Task to carry out:
Would you quote the material below in full and unchanged?

Source data:
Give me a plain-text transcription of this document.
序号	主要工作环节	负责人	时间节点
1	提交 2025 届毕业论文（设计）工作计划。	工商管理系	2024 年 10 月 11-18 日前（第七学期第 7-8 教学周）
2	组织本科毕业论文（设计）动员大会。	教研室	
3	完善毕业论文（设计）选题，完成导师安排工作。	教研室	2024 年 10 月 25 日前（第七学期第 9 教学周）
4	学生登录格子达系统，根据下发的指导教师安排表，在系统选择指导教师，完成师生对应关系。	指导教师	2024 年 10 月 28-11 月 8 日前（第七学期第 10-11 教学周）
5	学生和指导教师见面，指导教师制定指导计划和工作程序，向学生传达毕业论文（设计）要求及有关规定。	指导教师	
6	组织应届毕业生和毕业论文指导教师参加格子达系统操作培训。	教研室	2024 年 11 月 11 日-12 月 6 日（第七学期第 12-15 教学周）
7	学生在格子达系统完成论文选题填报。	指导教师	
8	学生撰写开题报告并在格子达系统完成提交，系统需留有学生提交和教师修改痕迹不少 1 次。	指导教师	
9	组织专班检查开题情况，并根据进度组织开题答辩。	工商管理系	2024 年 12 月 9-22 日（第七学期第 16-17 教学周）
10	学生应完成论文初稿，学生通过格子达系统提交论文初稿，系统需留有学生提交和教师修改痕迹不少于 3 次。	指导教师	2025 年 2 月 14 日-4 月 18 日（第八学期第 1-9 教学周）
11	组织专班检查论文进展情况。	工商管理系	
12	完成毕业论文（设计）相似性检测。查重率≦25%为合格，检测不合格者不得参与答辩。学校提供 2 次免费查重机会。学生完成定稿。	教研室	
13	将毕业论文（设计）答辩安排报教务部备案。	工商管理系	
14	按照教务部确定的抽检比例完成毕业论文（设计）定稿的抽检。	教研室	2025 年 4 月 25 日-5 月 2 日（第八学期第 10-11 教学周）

Result:
Give me a plain-text transcription of this document.
序号	主要工作环节	负责人	时间节点
1	提交 2025 届毕业论文（设计）工作计划。	工商管理系	2024 年 10 月 11-18 日前（第七学期第 7-8 教学周）
2	组织本科毕业论文（设计）动员大会。	教研室	
3	完善毕业论文（设计）选题，完成导师安排工作。	教研室	2024 年 10 月 25 日前（第七学期第 9 教学周）
4	学生登录格子达系统，根据下发的指导教师安排表，在系统选择指导教师，完成师生对应关系。	指导教师	2024 年 10 月 28-11 月 8 日前（第七学期第 10-11 教学周）
5	学生和指导教师见面，指导教师制定指导计划和工作程序，向学生传达毕业论文（设计）要求及有关规定。	指导教师	
6	组织应届毕业生和毕业论文指导教师参加格子达系统操作培训。	教研室	2024 年 11 月 11 日-12 月 6 日（第七学期第 12-15 教学周）
7	学生在格子达系统完成论文选题填报。	指导教师	
8	学生撰写开题报告并在格子达系统完成提交，系统需留有学生提交和教师修改痕迹不少 1 次。	指导教师	
9	组织专班检查开题情况，并根据进度组织开题答辩。	工商管理系	2024 年 12 月 9-22 日（第七学期第 16-17 教学周）
10	学生应完成论文初稿，学生通过格子达系统提交论文初稿，系统需留有学生提交和教师修改痕迹不少于 3 次。	指导教师	2025 年 2 月 14 日-4 月 18 日（第八学期第 1-9 教学周）
11	组织专班检查论文进展情况。	工商管理系	
12	完成毕业论文（设计）相似性检测。查重率≦25%为合格，检测不合格者不得参与答辩。学校提供 2 次免费查重机会。学生完成定稿。	教研室	
13	将毕业论文（设计）答辩安排报教务部备案。	工商管理系	
14	按照教务部确定的抽检比例完成毕业论文（设计）定稿的抽检。	教研室	2025 年 4 月 25 日-5 月 2 日（第八学期第 10-11 教学周）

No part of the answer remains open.